WRITTEN EXERCISE:
From the entries below, gather each line containing the word "chevron".

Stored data
━━━━━━━━━━━━━━━━━━━━

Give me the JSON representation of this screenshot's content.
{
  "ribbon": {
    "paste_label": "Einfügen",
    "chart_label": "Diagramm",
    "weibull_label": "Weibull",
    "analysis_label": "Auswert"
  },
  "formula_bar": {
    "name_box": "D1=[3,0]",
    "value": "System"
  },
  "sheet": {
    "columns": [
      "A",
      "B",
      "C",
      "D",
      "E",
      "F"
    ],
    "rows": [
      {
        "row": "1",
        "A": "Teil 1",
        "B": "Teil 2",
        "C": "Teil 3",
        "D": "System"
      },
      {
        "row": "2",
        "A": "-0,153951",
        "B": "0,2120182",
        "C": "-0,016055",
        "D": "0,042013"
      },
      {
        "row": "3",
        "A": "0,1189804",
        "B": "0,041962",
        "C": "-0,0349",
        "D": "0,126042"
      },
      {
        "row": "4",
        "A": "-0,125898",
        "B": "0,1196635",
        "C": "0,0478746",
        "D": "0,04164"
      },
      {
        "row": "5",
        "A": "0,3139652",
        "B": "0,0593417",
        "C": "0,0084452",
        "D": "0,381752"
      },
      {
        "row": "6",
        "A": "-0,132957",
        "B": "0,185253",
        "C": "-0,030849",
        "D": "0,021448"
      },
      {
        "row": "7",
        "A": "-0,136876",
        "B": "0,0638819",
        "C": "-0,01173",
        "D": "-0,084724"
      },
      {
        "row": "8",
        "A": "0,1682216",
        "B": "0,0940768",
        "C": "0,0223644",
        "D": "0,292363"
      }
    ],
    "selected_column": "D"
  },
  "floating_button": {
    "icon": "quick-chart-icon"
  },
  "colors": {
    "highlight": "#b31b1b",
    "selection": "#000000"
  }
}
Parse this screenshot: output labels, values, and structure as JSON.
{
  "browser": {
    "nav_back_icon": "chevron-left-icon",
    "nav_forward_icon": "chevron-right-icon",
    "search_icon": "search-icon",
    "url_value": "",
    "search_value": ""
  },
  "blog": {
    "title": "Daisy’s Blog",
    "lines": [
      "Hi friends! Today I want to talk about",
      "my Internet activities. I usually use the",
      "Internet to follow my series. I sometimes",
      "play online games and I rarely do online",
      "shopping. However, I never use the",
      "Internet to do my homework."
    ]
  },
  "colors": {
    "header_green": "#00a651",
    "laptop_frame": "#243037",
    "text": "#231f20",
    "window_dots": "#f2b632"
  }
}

━━━━━━━━━━━━━━━━━━━━

ANSWER IN FULL:
    "nav_back_icon": "chevron-left-icon",
    "nav_forward_icon": "chevron-right-icon",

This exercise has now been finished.